Copy each line below holding "Mumps".
Task data Block Start
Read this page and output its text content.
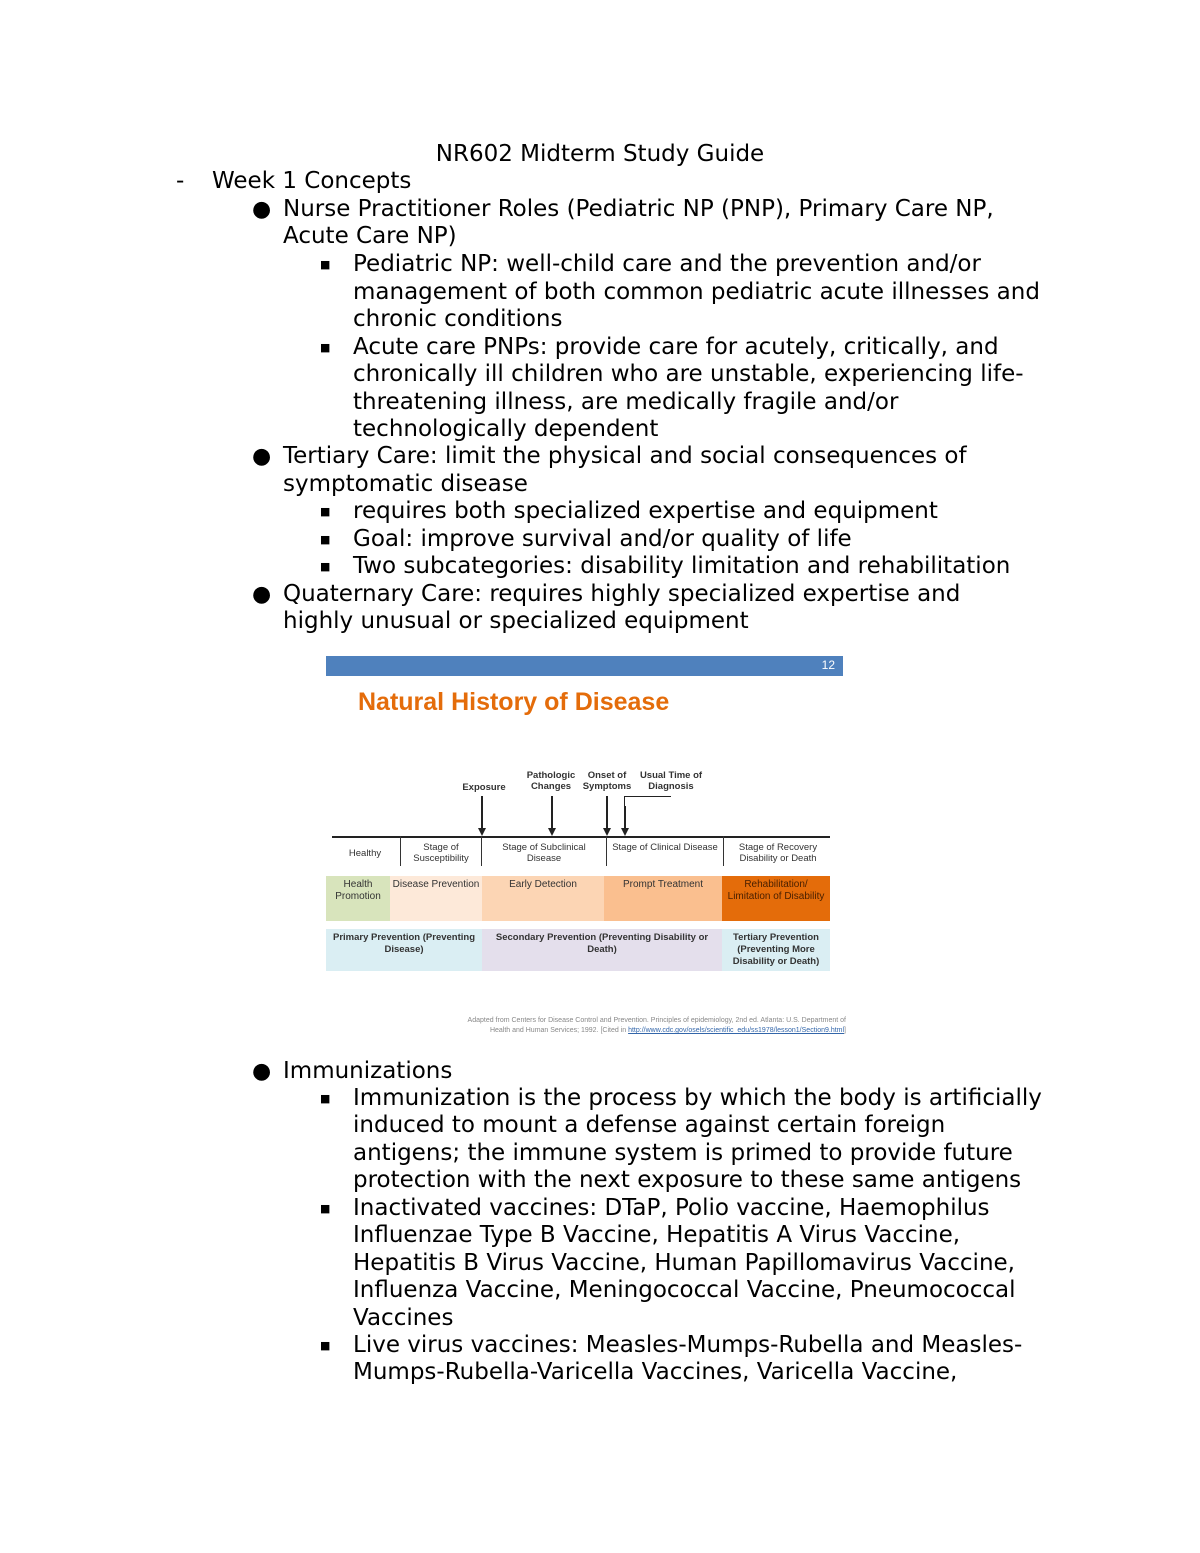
NR602 Midterm Study Guide
- Week 1 Concepts
● Nurse Practitioner Roles (Pediatric NP (PNP), Primary Care NP,
Acute Care NP)
■ Pediatric NP: well-child care and the prevention and/or
management of both common pediatric acute illnesses and
chronic conditions
■ Acute care PNPs: provide care for acutely, critically, and
chronically ill children who are unstable, experiencing life-
threatening illness, are medically fragile and/or
technologically dependent
● Tertiary Care: limit the physical and social consequences of
symptomatic disease
■ requires both specialized expertise and equipment
■ Goal: improve survival and/or quality of life
■ Two subcategories: disability limitation and rehabilitation
● Quaternary Care: requires highly specialized expertise and
highly unusual or specialized equipment
12
Natural History of Disease
Exposure
Pathologic Changes
Onset of Symptoms
Usual Time of Diagnosis
Healthy
Stage of Susceptibility
Stage of Subclinical Disease
Stage of Clinical Disease	Stage of Recovery Disability or Death
Health Promotion
Disease Prevention	Early Detection	Prompt Treatment	Rehabilitation/ Limitation of Disability
Primary Prevention (Preventing Disease)
Secondary Prevention (Preventing Disability or Death)
Tertiary Prevention (Preventing More Disability or Death)
Adapted from Centers for Disease Control and Prevention. Principles of epidemiology, 2nd ed. Atlanta: U.S. Department of
Health and Human Services; 1992. [Cited in http://www.cdc.gov/osels/scientific_edu/ss1978/lesson1/Section9.html]
● Immunizations
■ Immunization is the process by which the body is artificially
induced to mount a defense against certain foreign
antigens; the immune system is primed to provide future
protection with the next exposure to these same antigens
■ Inactivated vaccines: DTaP, Polio vaccine, Haemophilus
Influenzae Type B Vaccine, Hepatitis A Virus Vaccine,
Hepatitis B Virus Vaccine, Human Papillomavirus Vaccine,
Influenza Vaccine, Meningococcal Vaccine, Pneumococcal
Vaccines
■ Live virus vaccines: Measles-Mumps-Rubella and Measles-
Mumps-Rubella-Varicella Vaccines, Varicella Vaccine,
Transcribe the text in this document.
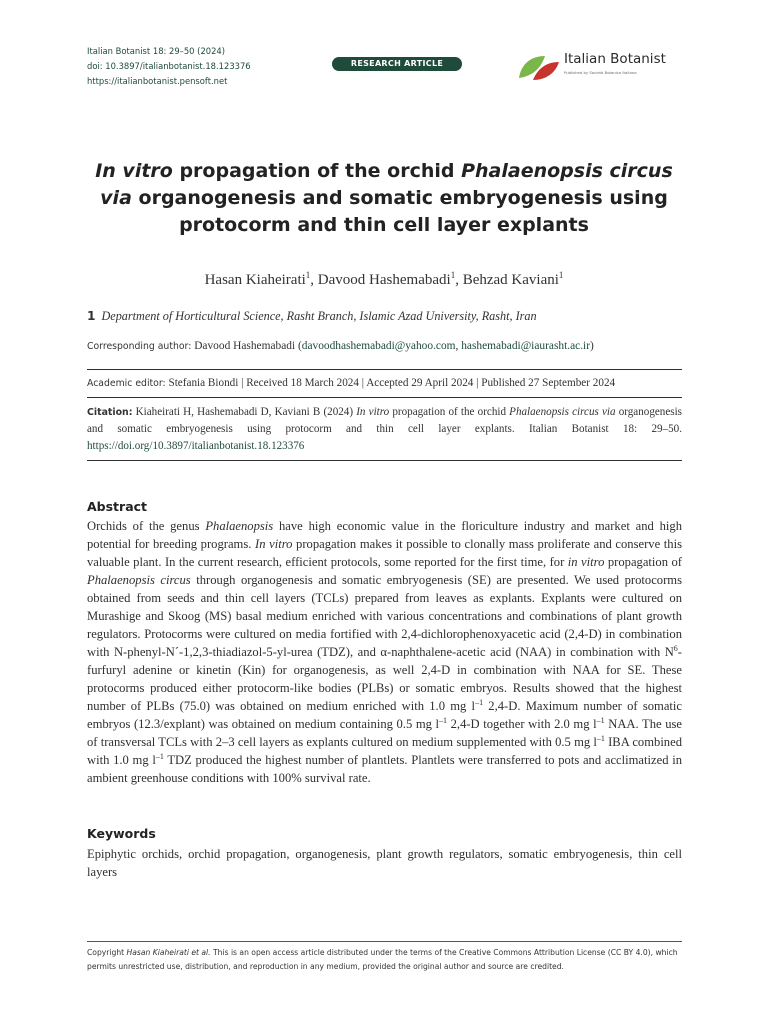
Italian Botanist 18: 29–50 (2024)
doi: 10.3897/italianbotanist.18.123376
https://italianbotanist.pensoft.net
RESEARCH ARTICLE	Italian Botanist
Published by Società Botanica Italiana
In vitro propagation of the orchid Phalaenopsis circus
via organogenesis and somatic embryogenesis using
protocorm and thin cell layer explants
Hasan Kiaheirati$^1$, Davood Hashemabadi$^1$, Behzad Kaviani$^1$
1 Department of Horticultural Science, Rasht Branch, Islamic Azad University, Rasht, Iran
Corresponding author: Davood Hashemabadi (davoodhashemabadi@yahoo.com, hashemabadi@iaurasht.ac.ir)
Academic editor: Stefania Biondi | Received 18 March 2024 | Accepted 29 April 2024 | Published 27 September 2024
Citation: Kiaheirati H, Hashemabadi D, Kaviani B (2024) In vitro propagation of the orchid Phalaenopsis circus via organogenesis and somatic embryogenesis using protocorm and thin cell layer explants. Italian Botanist 18: 29–50. https://doi.org/10.3897/italianbotanist.18.123376
Abstract
Orchids of the genus Phalaenopsis have high economic value in the floriculture industry and market and high potential for breeding programs. In vitro propagation makes it possible to clonally mass proliferate and conserve this valuable plant. In the current research, efficient protocols, some reported for the first time, for in vitro propagation of Phalaenopsis circus through organogenesis and somatic embryogenesis (SE) are presented. We used protocorms obtained from seeds and thin cell layers (TCLs) prepared from leaves as explants. Explants were cultured on Murashige and Skoog (MS) basal medium enriched with various concentrations and combinations of plant growth regulators. Protocorms were cultured on media fortified with 2,4-dichlorophenoxyacetic acid (2,4-D) in combination with N-phenyl-N´-1,2,3-thiadiazol-5-yl-urea (TDZ), and α-naphthalene-acetic acid (NAA) in combination with $N^6$-furfuryl adenine or kinetin (Kin) for organogenesis, as well 2,4-D in combination with NAA for SE. These protocorms produced either protocorm-like bodies (PLBs) or somatic embryos. Results showed that the highest number of PLBs (75.0) was obtained on medium enriched with 1.0 mg $l^{-1}$ 2,4-D. Maximum number of somatic embryos (12.3/explant) was obtained on medium containing 0.5 mg $l^{-1}$ 2,4-D together with 2.0 mg $l^{-1}$ NAA. The use of transversal TCLs with 2–3 cell layers as explants cultured on medium supplemented with 0.5 mg $l^{-1}$ IBA combined with 1.0 mg $l^{-1}$ TDZ produced the highest number of plantlets. Plantlets were transferred to pots and acclimatized in ambient greenhouse conditions with 100% survival rate.
Keywords
Epiphytic orchids, orchid propagation, organogenesis, plant growth regulators, somatic embryogenesis, thin cell layers
Copyright Hasan Kiaheirati et al. This is an open access article distributed under the terms of the Creative Commons Attribution License (CC BY 4.0), which permits unrestricted use, distribution, and reproduction in any medium, provided the original author and source are credited.
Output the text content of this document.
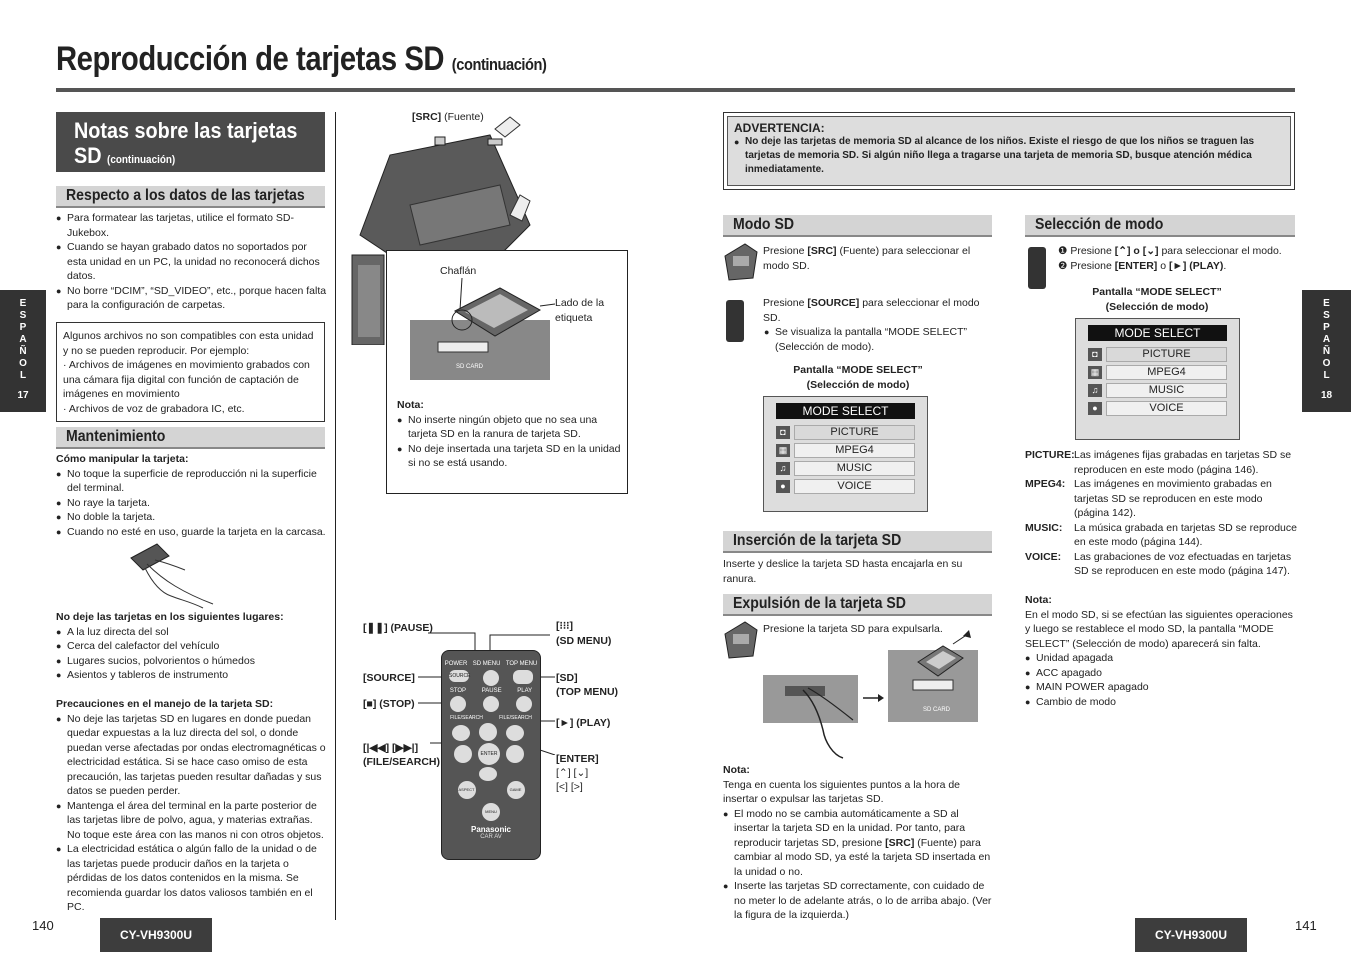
Reproducción de tarjetas SD (continuación)
E
S
P
A
Ñ
O
L
17
Notas sobre las tarjetas
SD (continuación)
Respecto a los datos de las tarjetas
● Para formatear las tarjetas, utilice el formato SD-Jukebox.
● Cuando se hayan grabado datos no soportados por esta unidad en un PC, la unidad no reconocerá dichos datos.
● No borre “DCIM”, “SD_VIDEO”, etc., porque hacen falta para la configuración de carpetas.
Algunos archivos no son compatibles con esta unidad y no se pueden reproducir. Por ejemplo:
· Archivos de imágenes en movimiento grabados con una cámara fija digital con función de captación de imágenes en movimiento
· Archivos de voz de grabadora IC, etc.
Mantenimiento
Cómo manipular la tarjeta:
● No toque la superficie de reproducción ni la superficie del terminal.
● No raye la tarjeta.
● No doble la tarjeta.
● Cuando no esté en uso, guarde la tarjeta en la carcasa.
No deje las tarjetas en los siguientes lugares:
● A la luz directa del sol
● Cerca del calefactor del vehículo
● Lugares sucios, polvorientos o húmedos
● Asientos y tableros de instrumento
Precauciones en el manejo de la tarjeta SD:
● No deje las tarjetas SD en lugares en donde puedan quedar expuestas a la luz directa del sol, o donde puedan verse afectadas por ondas electromagnéticas o electricidad estática. Si se hace caso omiso de esta precaución, las tarjetas pueden resultar dañadas y sus datos se pueden perder.
● Mantenga el área del terminal en la parte posterior de las tarjetas libre de polvo, agua, y materias extrañas. No toque este área con las manos ni con otros objetos.
● La electricidad estática o algún fallo de la unidad o de las tarjetas puede producir daños en la tarjeta o pérdidas de los datos contenidos en la misma. Se recomienda guardar los datos valiosos también en el PC.
140
CY-VH9300U
[SRC] (Fuente)
Chaflán
Lado de la etiqueta
SD CARD
Nota:
● No inserte ningún objeto que no sea una tarjeta SD en la ranura de tarjeta SD.
● No deje insertada una tarjeta SD en la unidad si no se está usando.
[❚❚] (PAUSE)	[⁝⁝⁝]
(SD MENU)
[SOURCE]	[SD]
(TOP MENU)
[■] (STOP)
[►] (PLAY)
[|◀◀] [▶▶|]
(FILE/SEARCH)	[ENTER]
[⌃] [⌄]
[<] [>]
POWER SD MENU TOP MENU
SOURCE
STOP	PAUSE	PLAY
FILE/SEARCH	FILE/SEARCH
ENTER
ASPECT	GAME
MENU
Panasonic
CAR AV
ADVERTENCIA:
● No deje las tarjetas de memoria SD al alcance de los niños. Existe el riesgo de que los niños se traguen las tarjetas de memoria SD. Si algún niño llega a tragarse una tarjeta de memoria SD, busque atención médica inmediatamente.
Modo SD
Presione [SRC] (Fuente) para seleccionar el modo SD.
Presione [SOURCE] para seleccionar el modo SD.
● Se visualiza la pantalla “MODE SELECT” (Selección de modo).
Pantalla “MODE SELECT”
(Selección de modo)
MODE SELECT
◘	PICTURE
▦	MPEG4
♫	MUSIC
●	VOICE
Inserción de la tarjeta SD
Inserte y deslice la tarjeta SD hasta encajarla en su ranura.
Expulsión de la tarjeta SD
Presione la tarjeta SD para expulsarla.
SD CARD
Nota:
Tenga en cuenta los siguientes puntos a la hora de insertar o expulsar las tarjetas SD.
● El modo no se cambia automáticamente a SD al insertar la tarjeta SD en la unidad. Por tanto, para reproducir tarjetas SD, presione [SRC] (Fuente) para cambiar al modo SD, ya esté la tarjeta SD insertada en la unidad o no.
● Inserte las tarjetas SD correctamente, con cuidado de no meter lo de adelante atrás, o lo de arriba abajo. (Ver la figura de la izquierda.)
Selección de modo
❶ Presione [⌃] o [⌄] para seleccionar el modo.
❷ Presione [ENTER] o [►] (PLAY).
Pantalla “MODE SELECT”
(Selección de modo)
MODE SELECT
◘	PICTURE
▦	MPEG4
♫	MUSIC
●	VOICE
PICTURE: Las imágenes fijas grabadas en tarjetas SD se reproducen en este modo (página 146).
MPEG4: Las imágenes en movimiento grabadas en tarjetas SD se reproducen en este modo (página 142).
MUSIC:	La música grabada en tarjetas SD se reproduce en este modo (página 144).
VOICE:	Las grabaciones de voz efectuadas en tarjetas SD se reproducen en este modo (página 147).
Nota:
En el modo SD, si se efectúan las siguientes operaciones y luego se restablece el modo SD, la pantalla “MODE SELECT” (Selección de modo) aparecerá sin falta.
● Unidad apagada
● ACC apagado
● MAIN POWER apagado
● Cambio de modo
E
S
P
A
Ñ
O
L
18
CY-VH9300U
141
Task data Block End
### Result of the exercise
■ Live virus vaccines: Measles-Mumps-Rubella and Measles-
Mumps-Rubella-Varicella Vaccines, Varicella Vaccine,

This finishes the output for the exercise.